_INPUT FOR THIS TASK_
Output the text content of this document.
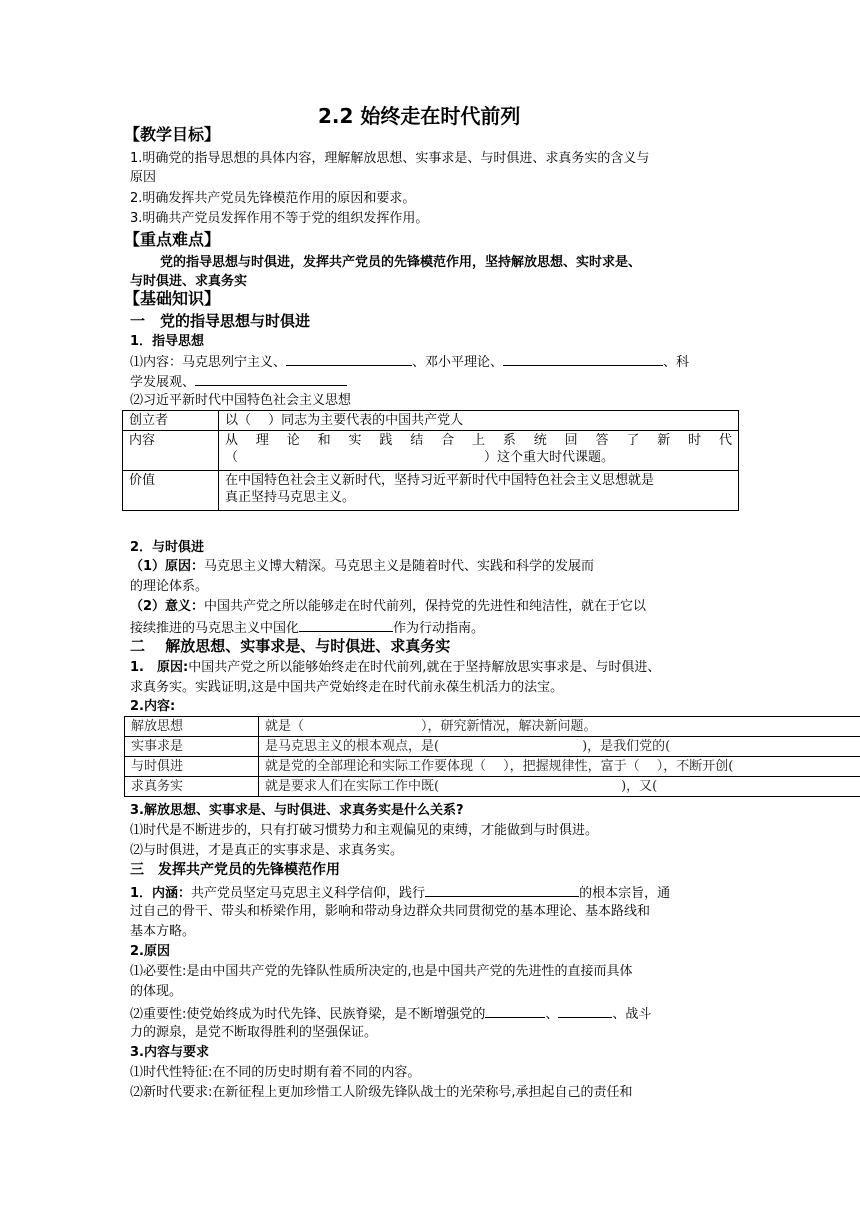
2.2 始终走在时代前列
【教学目标】
1.明确党的指导思想的具体内容，理解解放思想、实事求是、与时俱进、求真务实的含义与
原因
2.明确发挥共产党员先锋模范作用的原因和要求。
3.明确共产党员发挥作用不等于党的组织发挥作用。
【重点难点】
党的指导思想与时俱进，发挥共产党员的先锋模范作用，坚持解放思想、实时求是、
与时俱进、求真务实
【基础知识】
一　党的指导思想与时俱进
1．指导思想
⑴内容：马克思列宁主义、	、邓小平理论、	、科
学发展观、
⑵习近平新时代中国特色社会主义思想
创立者	以（　 ）同志为主要代表的中国共产党人
内容	从理论和实践结合上系统回答了新时代
（ ）这个重大时代课题。

价值	在中国特色社会主义新时代，坚持习近平新时代中国特色社会主义思想就是
真正坚持马克思主义。
2．与时俱进
（1）原因：马克思主义博大精深。马克思主义是随着时代、实践和科学的发展而
的理论体系。
（2）意义：中国共产党之所以能够走在时代前列，保持党的先进性和纯洁性，就在于它以
接续推进的马克思主义中国化	作为行动指南。
二　 解放思想、实事求是、与时俱进、求真务实
1.　原因:中国共产党之所以能够始终走在时代前列,就在于坚持解放思实事求是、与时俱进、
求真务实。实践证明,这是中国共产党始终走在时代前永葆生机活力的法宝。
2.内容:
解放思想	就是（　　　　　　　　　），研究新情况，解决新问题。
实事求是	是马克思主义的根本观点，是(　　　　　　　　　　　)，是我们党的(
与时俱进	就是党的全部理论和实际工作要体现（　 ），把握规律性，富于（　 ），不断开创(
求真务实	就是要求人们在实际工作中既(　　　　　　　　　　　　　　)，又(
3.解放思想、实事求是、与时俱进、求真务实是什么关系?
⑴时代是不断进步的，只有打破习惯势力和主观偏见的束缚，才能做到与时俱进。
⑵与时俱进，才是真正的实事求是、求真务实。
三　发挥共产党员的先锋模范作用
1．内涵：共产党员坚定马克思主义科学信仰，践行	的根本宗旨，通
过自己的骨干、带头和桥梁作用，影响和带动身边群众共同贯彻党的基本理论、基本路线和
基本方略。
2.原因
⑴必要性:是由中国共产党的先锋队性质所决定的,也是中国共产党的先进性的直接而具体
的体现。
⑵重要性:使党始终成为时代先锋、民族脊梁，是不断增强党的	、	、战斗
力的源泉，是党不断取得胜利的坚强保证。
3.内容与要求
⑴时代性特征:在不同的历史时期有着不同的内容。
⑵新时代要求:在新征程上更加珍惜工人阶级先锋队战士的光荣称号,承担起自己的责任和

_EXERCISE AIM_
Write the full listing out again with every line unchanged, but include no pictures.

_TASK ANSWER_
Output the text content of this document.
2.2 始终走在时代前列
【教学目标】
1.明确党的指导思想的具体内容，理解解放思想、实事求是、与时俱进、求真务实的含义与
原因
2.明确发挥共产党员先锋模范作用的原因和要求。
3.明确共产党员发挥作用不等于党的组织发挥作用。
【重点难点】
党的指导思想与时俱进，发挥共产党员的先锋模范作用，坚持解放思想、实时求是、
与时俱进、求真务实
【基础知识】
一　党的指导思想与时俱进
1．指导思想
⑴内容：马克思列宁主义、	、邓小平理论、	、科
学发展观、
⑵习近平新时代中国特色社会主义思想
创立者	以（　 ）同志为主要代表的中国共产党人
内容	从理论和实践结合上系统回答了新时代
（ ）这个重大时代课题。

价值	在中国特色社会主义新时代，坚持习近平新时代中国特色社会主义思想就是
真正坚持马克思主义。
2．与时俱进
（1）原因：马克思主义博大精深。马克思主义是随着时代、实践和科学的发展而
的理论体系。
（2）意义：中国共产党之所以能够走在时代前列，保持党的先进性和纯洁性，就在于它以
接续推进的马克思主义中国化	作为行动指南。
二　 解放思想、实事求是、与时俱进、求真务实
1.　原因:中国共产党之所以能够始终走在时代前列,就在于坚持解放思实事求是、与时俱进、
求真务实。实践证明,这是中国共产党始终走在时代前永葆生机活力的法宝。
2.内容:
解放思想	就是（　　　　　　　　　），研究新情况，解决新问题。
实事求是	是马克思主义的根本观点，是(　　　　　　　　　　　)，是我们党的(
与时俱进	就是党的全部理论和实际工作要体现（　 ），把握规律性，富于（　 ），不断开创(
求真务实	就是要求人们在实际工作中既(　　　　　　　　　　　　　　)，又(
3.解放思想、实事求是、与时俱进、求真务实是什么关系?
⑴时代是不断进步的，只有打破习惯势力和主观偏见的束缚，才能做到与时俱进。
⑵与时俱进，才是真正的实事求是、求真务实。
三　发挥共产党员的先锋模范作用
1．内涵：共产党员坚定马克思主义科学信仰，践行	的根本宗旨，通
过自己的骨干、带头和桥梁作用，影响和带动身边群众共同贯彻党的基本理论、基本路线和
基本方略。
2.原因
⑴必要性:是由中国共产党的先锋队性质所决定的,也是中国共产党的先进性的直接而具体
的体现。
⑵重要性:使党始终成为时代先锋、民族脊梁，是不断增强党的	、	、战斗
力的源泉，是党不断取得胜利的坚强保证。
3.内容与要求
⑴时代性特征:在不同的历史时期有着不同的内容。
⑵新时代要求:在新征程上更加珍惜工人阶级先锋队战士的光荣称号,承担起自己的责任和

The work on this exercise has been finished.